### Exercise description
Locate each line containing the string "国务院关于积极推进" and copy it out.

### Data listing
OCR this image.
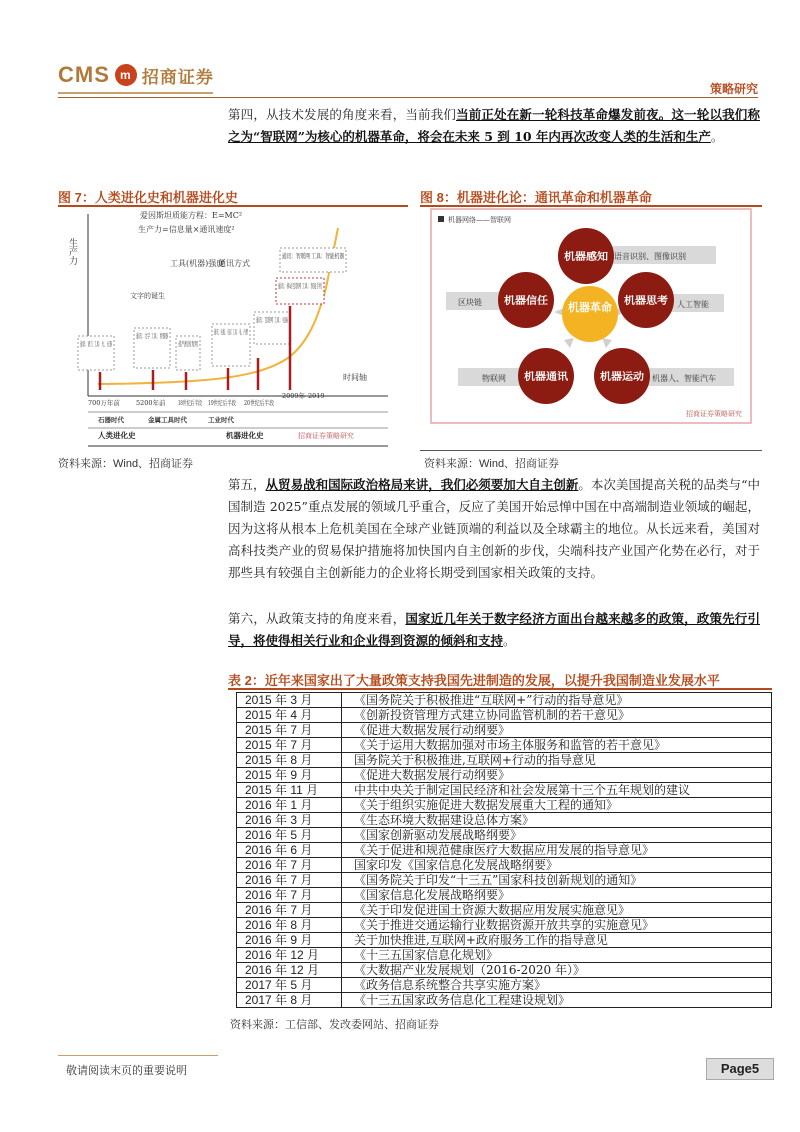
CMS m 招商证券
策略研究
第四，从技术发展的角度来看，当前我们当前正处在新一轮科技革命爆发前夜。这一轮以我们称之为“智联网”为核心的机器革命，将会在未来 5 到 10 年内再次改变人类的生活和生产。
图 7：人类进化史和机器进化史
生产力
时间轴
爱因斯坦质能方程：E=MC²
生产力=信息量×通讯速度²
工具(机器)强度
通讯方式
文字的诞生
通讯：语言 工具：火、石器
通讯：文字 工具：青铜器
蒸汽机的发明
通讯：互联网 工具：电脑
通讯：移动互联网 工具：智能手机
通讯：智联网 工具：智能机器
700万年前 5200年前 18世纪后半段
19世纪后半段
20世纪后半段
2009年 2019
石器时代	金属工具时代	工业时代
人类进化史	机器进化史	招商证券策略研究
资料来源：Wind、招商证券
图 8：机器进化论：通讯革命和机器革命
机器网络——智联网
语音识别、图像识别
人工智能
机器人、智能汽车
物联网
区块链	机器革命
机器感知
机器思考
机器运动
机器通讯
机器信任
招商证券策略研究
资料来源：Wind、招商证券
第五，从贸易战和国际政治格局来讲，我们必须要加大自主创新。本次美国提高关税的品类与“中国制造 2025”重点发展的领域几乎重合，反应了美国开始忌惮中国在中高端制造业领域的崛起，因为这将从根本上危机美国在全球产业链顶端的利益以及全球霸主的地位。从长远来看，美国对高科技类产业的贸易保护措施将加快国内自主创新的步伐，尖端科技产业国产化势在必行，对于那些具有较强自主创新能力的企业将长期受到国家相关政策的支持。
第六，从政策支持的角度来看，国家近几年关于数字经济方面出台越来越多的政策，政策先行引导，将使得相关行业和企业得到资源的倾斜和支持。
表 2：近年来国家出了大量政策支持我国先进制造的发展，以提升我国制造业发展水平
2015 年 3 月	《国务院关于积极推进“互联网+”行动的指导意见》
2015 年 4 月	《创新投资管理方式建立协同监管机制的若干意见》
2015 年 7 月	《促进大数据发展行动纲要》
2015 年 7 月	《关于运用大数据加强对市场主体服务和监管的若干意见》
2015 年 8 月	国务院关于积极推进,互联网+行动的指导意见
2015 年 9 月	《促进大数据发展行动纲要》
2015 年 11 月	中共中央关于制定国民经济和社会发展第十三个五年规划的建议
2016 年 1 月	《关于组织实施促进大数据发展重大工程的通知》
2016 年 3 月	《生态环境大数据建设总体方案》
2016 年 5 月	《国家创新驱动发展战略纲要》
2016 年 6 月	《关于促进和规范健康医疗大数据应用发展的指导意见》
2016 年 7 月	国家印发《国家信息化发展战略纲要》
2016 年 7 月	《国务院关于印发“十三五”国家科技创新规划的通知》
2016 年 7 月	《国家信息化发展战略纲要》
2016 年 7 月	《关于印发促进国土资源大数据应用发展实施意见》
2016 年 8 月	《关于推进交通运输行业数据资源开放共享的实施意见》
2016 年 9 月	关于加快推进,互联网+政府服务工作的指导意见
2016 年 12 月	《十三五国家信息化规划》
2016 年 12 月	《大数据产业发展规划（2016-2020 年）》
2017 年 5 月	《政务信息系统整合共享实施方案》
2017 年 8 月	《十三五国家政务信息化工程建设规划》
资料来源：工信部、发改委网站、招商证券
敬请阅读末页的重要说明	Page5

### Final result
2015 年 3 月	《国务院关于积极推进“互联网+”行动的指导意见》
2015 年 8 月	国务院关于积极推进,互联网+行动的指导意见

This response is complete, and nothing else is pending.